- _Problem description_
Go through the material and pull out every line with the string "features" in it.

──────── Data to process ────────

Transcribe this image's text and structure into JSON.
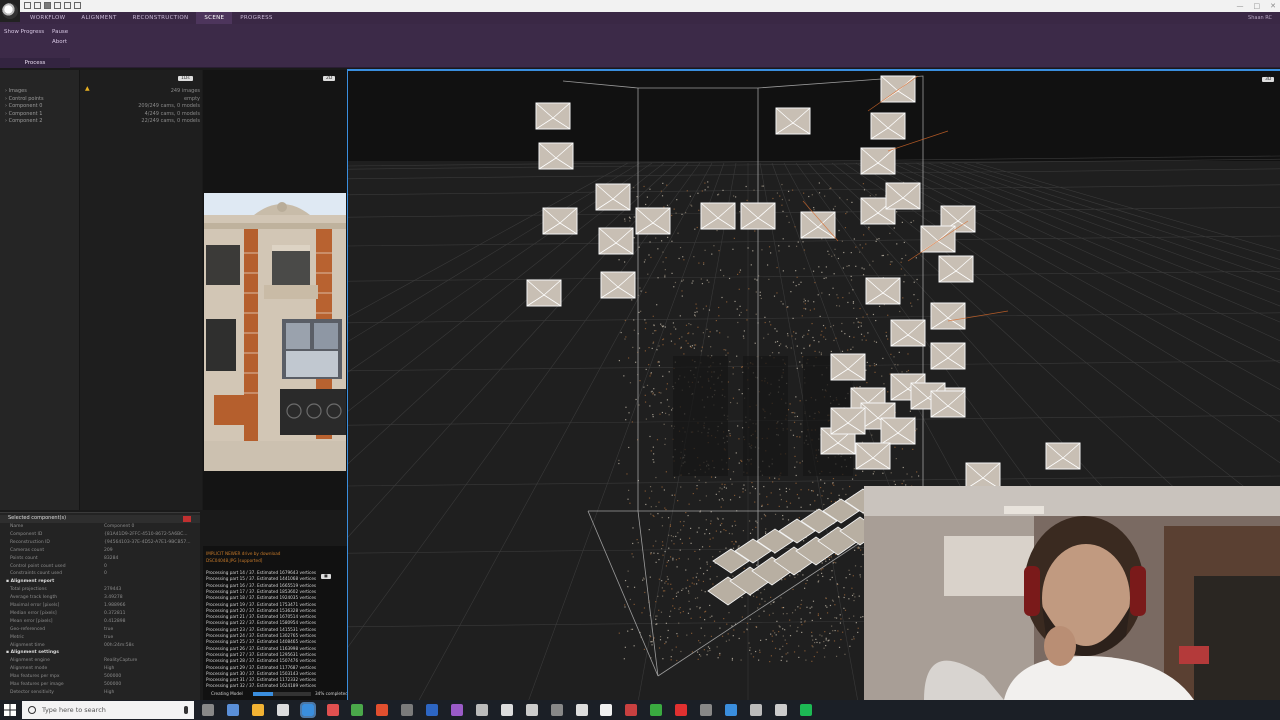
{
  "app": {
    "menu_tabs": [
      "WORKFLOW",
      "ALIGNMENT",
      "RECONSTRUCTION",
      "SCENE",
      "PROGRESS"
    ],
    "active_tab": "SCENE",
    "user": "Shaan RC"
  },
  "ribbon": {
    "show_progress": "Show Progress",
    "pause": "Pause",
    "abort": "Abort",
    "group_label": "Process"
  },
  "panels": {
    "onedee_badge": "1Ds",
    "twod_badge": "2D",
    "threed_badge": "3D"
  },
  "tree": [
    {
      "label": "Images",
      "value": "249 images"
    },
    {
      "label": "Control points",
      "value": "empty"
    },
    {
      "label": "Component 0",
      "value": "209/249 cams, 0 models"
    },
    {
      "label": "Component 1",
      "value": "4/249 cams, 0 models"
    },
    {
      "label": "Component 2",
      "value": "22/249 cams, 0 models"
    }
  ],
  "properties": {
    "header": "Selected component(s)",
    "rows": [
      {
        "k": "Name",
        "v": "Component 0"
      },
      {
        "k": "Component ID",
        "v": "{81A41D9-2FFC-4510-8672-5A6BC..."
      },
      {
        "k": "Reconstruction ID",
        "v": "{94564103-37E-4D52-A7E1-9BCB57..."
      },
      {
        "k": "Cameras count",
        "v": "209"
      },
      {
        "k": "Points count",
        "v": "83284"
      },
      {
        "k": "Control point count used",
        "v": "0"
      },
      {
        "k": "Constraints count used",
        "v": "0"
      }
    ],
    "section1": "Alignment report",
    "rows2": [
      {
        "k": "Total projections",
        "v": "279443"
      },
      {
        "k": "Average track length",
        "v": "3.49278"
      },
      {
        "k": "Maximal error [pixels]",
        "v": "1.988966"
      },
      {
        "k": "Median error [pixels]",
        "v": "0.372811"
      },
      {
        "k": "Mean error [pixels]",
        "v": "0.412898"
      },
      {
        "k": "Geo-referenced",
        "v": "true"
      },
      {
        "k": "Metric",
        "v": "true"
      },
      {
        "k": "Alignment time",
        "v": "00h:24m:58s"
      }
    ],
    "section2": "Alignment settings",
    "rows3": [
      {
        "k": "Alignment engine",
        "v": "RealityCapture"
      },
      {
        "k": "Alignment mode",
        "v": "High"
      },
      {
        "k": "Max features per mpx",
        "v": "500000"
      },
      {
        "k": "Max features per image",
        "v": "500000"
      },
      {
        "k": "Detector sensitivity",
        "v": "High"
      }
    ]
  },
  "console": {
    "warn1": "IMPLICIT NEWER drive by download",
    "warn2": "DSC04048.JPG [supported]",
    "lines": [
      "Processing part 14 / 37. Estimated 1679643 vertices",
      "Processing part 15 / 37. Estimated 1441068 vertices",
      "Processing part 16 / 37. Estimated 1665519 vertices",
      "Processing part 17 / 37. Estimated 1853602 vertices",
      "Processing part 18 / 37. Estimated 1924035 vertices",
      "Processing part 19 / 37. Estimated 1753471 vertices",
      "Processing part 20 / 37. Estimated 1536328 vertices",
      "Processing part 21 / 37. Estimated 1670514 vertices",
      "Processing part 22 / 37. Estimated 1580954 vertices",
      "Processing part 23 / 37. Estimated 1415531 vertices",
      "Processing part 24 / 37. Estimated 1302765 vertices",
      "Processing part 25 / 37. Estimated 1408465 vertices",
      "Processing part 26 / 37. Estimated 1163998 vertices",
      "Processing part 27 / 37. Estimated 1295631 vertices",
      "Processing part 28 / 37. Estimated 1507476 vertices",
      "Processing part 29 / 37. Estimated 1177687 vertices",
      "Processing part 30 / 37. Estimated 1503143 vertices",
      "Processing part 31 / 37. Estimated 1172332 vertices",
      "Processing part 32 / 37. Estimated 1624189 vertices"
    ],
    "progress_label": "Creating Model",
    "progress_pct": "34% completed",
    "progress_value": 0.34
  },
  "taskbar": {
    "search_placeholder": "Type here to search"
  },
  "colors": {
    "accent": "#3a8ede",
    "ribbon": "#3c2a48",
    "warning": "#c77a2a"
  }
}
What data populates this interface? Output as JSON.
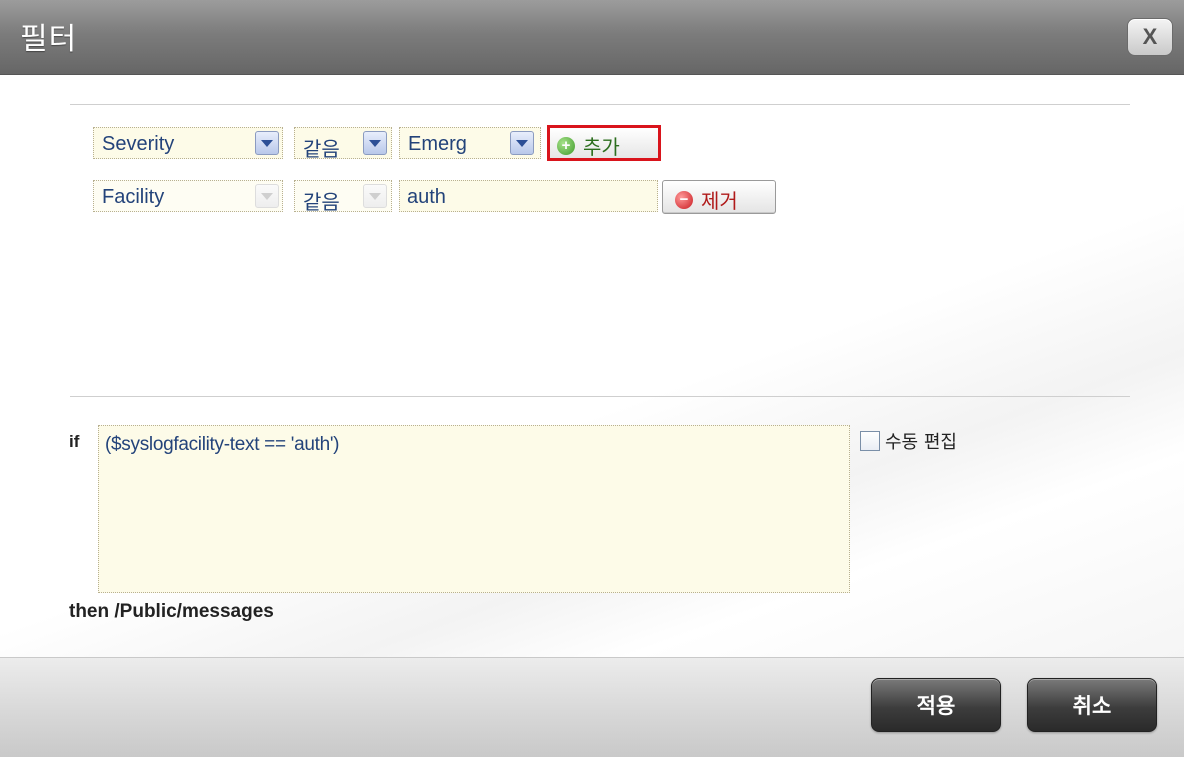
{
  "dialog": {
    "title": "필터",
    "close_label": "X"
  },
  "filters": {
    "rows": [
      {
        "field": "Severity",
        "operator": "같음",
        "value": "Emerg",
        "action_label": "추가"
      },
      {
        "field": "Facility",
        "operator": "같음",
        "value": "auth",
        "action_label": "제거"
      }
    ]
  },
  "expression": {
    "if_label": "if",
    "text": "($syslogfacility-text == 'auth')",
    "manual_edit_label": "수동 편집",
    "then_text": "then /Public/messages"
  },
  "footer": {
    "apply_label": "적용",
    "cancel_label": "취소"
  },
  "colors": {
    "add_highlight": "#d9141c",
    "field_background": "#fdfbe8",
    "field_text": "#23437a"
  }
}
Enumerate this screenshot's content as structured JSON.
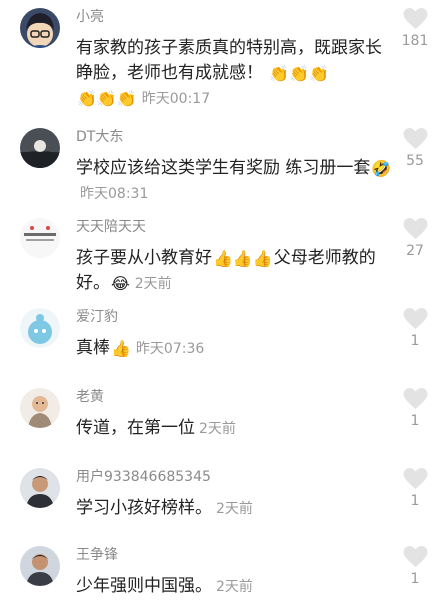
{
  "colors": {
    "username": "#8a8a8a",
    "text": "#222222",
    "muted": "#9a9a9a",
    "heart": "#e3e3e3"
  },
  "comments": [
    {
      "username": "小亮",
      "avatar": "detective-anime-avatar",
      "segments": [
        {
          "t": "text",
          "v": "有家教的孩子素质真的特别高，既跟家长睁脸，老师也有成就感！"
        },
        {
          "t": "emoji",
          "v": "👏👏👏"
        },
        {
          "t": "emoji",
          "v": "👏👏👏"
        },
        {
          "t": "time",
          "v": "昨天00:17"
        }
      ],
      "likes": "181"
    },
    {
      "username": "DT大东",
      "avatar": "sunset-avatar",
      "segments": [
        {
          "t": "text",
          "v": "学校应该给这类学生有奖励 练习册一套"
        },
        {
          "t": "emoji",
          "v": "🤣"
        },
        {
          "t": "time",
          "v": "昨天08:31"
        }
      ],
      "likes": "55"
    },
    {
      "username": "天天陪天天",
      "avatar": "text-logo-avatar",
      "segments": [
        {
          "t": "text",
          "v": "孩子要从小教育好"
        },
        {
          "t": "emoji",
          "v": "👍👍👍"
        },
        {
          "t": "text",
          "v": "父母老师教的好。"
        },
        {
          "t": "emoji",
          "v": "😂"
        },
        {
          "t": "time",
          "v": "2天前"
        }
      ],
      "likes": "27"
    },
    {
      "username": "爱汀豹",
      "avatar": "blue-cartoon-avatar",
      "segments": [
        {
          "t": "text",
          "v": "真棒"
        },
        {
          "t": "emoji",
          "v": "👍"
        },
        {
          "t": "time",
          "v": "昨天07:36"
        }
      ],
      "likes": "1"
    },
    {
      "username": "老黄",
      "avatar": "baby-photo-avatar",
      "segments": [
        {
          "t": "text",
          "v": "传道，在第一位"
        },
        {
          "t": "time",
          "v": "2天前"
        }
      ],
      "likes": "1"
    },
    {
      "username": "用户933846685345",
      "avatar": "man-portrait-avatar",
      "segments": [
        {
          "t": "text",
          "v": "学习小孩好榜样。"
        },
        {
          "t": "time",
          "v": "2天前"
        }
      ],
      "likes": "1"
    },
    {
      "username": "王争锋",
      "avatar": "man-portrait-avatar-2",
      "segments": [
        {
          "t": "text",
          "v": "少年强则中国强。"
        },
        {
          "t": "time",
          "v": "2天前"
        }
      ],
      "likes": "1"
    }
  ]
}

────────

- _Solution to this problem_
        "k": "Max features per mpx",
        "k": "Max features per image",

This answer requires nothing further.